## What to do
Show each line from the listing that includes the word "Departure".

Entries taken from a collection
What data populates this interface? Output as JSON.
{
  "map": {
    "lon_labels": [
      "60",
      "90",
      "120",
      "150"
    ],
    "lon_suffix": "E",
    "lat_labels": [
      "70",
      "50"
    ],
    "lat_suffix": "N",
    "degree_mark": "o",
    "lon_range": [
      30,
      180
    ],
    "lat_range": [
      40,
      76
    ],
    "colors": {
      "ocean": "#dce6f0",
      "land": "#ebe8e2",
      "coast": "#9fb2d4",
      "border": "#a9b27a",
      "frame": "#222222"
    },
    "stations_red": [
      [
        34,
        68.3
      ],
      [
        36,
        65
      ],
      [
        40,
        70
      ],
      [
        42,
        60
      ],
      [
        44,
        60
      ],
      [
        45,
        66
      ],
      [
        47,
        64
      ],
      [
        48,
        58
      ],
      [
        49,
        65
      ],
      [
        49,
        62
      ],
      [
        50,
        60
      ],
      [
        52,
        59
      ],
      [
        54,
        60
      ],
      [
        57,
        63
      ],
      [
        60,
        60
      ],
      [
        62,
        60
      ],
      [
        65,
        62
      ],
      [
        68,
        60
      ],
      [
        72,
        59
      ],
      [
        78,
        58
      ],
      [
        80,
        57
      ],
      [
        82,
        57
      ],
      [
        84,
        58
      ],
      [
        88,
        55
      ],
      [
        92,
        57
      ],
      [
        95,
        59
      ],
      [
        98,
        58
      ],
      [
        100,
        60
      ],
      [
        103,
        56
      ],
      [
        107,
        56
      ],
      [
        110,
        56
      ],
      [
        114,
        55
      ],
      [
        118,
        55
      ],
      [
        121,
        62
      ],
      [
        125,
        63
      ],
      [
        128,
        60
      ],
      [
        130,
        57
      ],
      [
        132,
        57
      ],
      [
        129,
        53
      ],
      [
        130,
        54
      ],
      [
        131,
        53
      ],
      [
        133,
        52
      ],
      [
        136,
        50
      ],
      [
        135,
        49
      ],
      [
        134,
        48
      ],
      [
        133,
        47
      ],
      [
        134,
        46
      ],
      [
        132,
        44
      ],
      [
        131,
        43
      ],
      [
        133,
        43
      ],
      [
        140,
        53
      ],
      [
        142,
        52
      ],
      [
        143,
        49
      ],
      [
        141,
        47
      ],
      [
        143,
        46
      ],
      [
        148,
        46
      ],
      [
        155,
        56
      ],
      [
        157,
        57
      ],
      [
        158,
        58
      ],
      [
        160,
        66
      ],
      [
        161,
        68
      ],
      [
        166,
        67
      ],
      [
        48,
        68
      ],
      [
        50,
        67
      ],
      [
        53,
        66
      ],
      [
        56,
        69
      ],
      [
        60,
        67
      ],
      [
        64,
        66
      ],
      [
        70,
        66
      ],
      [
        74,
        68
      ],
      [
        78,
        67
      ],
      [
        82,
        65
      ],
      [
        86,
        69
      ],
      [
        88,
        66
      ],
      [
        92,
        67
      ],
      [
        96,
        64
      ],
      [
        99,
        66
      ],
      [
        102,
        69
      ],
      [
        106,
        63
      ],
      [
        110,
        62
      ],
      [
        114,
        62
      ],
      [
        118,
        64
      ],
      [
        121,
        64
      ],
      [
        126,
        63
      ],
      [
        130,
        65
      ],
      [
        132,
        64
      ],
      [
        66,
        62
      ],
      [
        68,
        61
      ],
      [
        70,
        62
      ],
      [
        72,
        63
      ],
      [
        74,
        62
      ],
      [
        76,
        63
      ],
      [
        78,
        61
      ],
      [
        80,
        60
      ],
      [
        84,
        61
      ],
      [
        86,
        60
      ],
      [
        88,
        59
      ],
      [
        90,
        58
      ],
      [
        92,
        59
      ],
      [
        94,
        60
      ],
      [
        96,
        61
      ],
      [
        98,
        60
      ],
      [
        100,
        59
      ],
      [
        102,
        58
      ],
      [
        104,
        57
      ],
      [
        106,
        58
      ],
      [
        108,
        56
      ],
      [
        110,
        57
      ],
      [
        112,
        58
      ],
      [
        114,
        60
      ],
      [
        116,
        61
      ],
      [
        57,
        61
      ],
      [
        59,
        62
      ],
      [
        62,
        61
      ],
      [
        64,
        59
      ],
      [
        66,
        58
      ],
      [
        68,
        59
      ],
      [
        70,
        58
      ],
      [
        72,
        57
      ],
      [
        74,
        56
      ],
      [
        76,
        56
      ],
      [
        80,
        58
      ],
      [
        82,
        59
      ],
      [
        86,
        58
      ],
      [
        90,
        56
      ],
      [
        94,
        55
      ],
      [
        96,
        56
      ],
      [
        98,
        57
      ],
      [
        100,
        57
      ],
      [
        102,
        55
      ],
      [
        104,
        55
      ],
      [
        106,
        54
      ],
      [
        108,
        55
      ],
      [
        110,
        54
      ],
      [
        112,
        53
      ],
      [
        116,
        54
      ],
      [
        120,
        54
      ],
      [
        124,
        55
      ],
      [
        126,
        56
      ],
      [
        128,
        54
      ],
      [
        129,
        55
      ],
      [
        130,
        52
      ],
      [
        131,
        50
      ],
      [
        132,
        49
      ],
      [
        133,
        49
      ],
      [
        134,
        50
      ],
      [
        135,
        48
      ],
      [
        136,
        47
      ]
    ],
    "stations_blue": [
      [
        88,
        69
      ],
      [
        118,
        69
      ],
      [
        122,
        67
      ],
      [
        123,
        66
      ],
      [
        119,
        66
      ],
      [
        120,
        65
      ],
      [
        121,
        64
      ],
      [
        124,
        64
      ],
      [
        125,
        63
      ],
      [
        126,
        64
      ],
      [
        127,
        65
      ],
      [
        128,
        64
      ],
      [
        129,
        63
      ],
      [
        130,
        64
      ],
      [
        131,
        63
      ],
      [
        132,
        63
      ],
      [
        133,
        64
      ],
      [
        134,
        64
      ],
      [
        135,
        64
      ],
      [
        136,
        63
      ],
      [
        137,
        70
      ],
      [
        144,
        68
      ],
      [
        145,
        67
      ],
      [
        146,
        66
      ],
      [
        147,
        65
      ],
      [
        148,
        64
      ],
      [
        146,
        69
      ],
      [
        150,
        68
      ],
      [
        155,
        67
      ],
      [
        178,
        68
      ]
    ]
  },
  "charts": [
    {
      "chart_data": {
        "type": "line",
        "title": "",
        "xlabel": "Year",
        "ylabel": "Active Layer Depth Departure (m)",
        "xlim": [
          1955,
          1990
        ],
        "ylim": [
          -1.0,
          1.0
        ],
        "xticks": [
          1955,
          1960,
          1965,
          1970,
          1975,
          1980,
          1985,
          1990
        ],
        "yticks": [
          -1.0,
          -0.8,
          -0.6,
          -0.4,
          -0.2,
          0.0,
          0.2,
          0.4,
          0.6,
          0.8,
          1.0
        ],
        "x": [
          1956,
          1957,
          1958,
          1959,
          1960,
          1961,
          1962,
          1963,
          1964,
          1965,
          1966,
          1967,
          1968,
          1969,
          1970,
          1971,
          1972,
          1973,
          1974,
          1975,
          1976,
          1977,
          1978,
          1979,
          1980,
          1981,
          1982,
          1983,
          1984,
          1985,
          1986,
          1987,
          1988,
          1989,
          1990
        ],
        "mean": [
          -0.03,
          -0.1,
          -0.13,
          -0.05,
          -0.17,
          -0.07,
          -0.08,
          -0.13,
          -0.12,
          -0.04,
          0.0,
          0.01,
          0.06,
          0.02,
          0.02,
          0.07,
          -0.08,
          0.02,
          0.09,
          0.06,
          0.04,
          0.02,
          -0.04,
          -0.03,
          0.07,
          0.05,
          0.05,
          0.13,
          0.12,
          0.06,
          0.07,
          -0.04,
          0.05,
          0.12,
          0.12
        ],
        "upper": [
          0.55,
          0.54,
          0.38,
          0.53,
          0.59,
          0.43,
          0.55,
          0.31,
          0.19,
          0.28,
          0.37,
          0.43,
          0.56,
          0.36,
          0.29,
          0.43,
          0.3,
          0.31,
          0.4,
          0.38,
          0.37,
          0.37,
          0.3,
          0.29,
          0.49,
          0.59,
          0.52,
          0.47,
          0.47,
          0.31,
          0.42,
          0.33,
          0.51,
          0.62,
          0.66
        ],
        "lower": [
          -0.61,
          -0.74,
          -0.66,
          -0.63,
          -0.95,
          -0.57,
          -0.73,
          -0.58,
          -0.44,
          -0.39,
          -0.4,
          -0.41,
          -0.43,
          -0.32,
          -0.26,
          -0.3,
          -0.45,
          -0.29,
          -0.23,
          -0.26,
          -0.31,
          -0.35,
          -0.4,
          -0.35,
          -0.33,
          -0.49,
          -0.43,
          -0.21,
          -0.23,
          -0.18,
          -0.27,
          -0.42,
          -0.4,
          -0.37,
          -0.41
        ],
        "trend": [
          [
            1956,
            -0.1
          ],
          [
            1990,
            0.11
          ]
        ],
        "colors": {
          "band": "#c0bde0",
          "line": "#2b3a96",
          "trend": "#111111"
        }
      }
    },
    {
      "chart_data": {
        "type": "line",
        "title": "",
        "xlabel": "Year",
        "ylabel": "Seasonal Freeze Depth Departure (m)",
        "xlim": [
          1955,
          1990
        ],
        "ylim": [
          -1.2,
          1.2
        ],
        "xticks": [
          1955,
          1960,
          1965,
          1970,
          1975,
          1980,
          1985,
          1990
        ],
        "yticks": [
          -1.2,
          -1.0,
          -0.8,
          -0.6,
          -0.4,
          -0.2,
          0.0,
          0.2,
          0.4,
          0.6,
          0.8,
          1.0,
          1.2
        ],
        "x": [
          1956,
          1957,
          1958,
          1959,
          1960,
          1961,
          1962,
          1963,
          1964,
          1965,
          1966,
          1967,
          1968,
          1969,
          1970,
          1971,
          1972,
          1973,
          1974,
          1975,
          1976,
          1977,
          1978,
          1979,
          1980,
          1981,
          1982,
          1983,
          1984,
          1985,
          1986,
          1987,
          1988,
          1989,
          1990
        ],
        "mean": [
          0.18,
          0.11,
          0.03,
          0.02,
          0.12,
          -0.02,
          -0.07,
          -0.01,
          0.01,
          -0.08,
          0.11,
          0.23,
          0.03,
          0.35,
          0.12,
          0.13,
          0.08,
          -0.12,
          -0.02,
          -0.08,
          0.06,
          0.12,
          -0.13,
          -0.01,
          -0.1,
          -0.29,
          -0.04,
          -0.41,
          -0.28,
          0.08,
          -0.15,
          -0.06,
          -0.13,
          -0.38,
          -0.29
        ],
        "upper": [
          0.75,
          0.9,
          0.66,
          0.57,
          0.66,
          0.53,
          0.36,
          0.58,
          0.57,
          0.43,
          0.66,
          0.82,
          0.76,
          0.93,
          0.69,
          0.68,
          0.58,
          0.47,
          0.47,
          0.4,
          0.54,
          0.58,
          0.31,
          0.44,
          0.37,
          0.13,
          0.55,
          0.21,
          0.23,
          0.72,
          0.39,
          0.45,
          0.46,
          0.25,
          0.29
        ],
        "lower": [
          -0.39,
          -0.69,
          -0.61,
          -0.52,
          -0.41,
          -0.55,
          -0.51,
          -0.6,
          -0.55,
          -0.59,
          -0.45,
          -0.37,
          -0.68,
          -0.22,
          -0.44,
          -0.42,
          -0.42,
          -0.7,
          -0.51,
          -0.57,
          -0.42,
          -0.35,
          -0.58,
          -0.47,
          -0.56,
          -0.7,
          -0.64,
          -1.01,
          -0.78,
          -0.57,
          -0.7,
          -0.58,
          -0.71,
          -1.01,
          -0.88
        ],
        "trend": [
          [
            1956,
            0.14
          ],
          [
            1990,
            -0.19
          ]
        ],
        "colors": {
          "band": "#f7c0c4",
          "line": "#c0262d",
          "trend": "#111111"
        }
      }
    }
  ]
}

## Complete output
        "ylabel": "Active Layer Depth Departure (m)",
        "ylabel": "Seasonal Freeze Depth Departure (m)",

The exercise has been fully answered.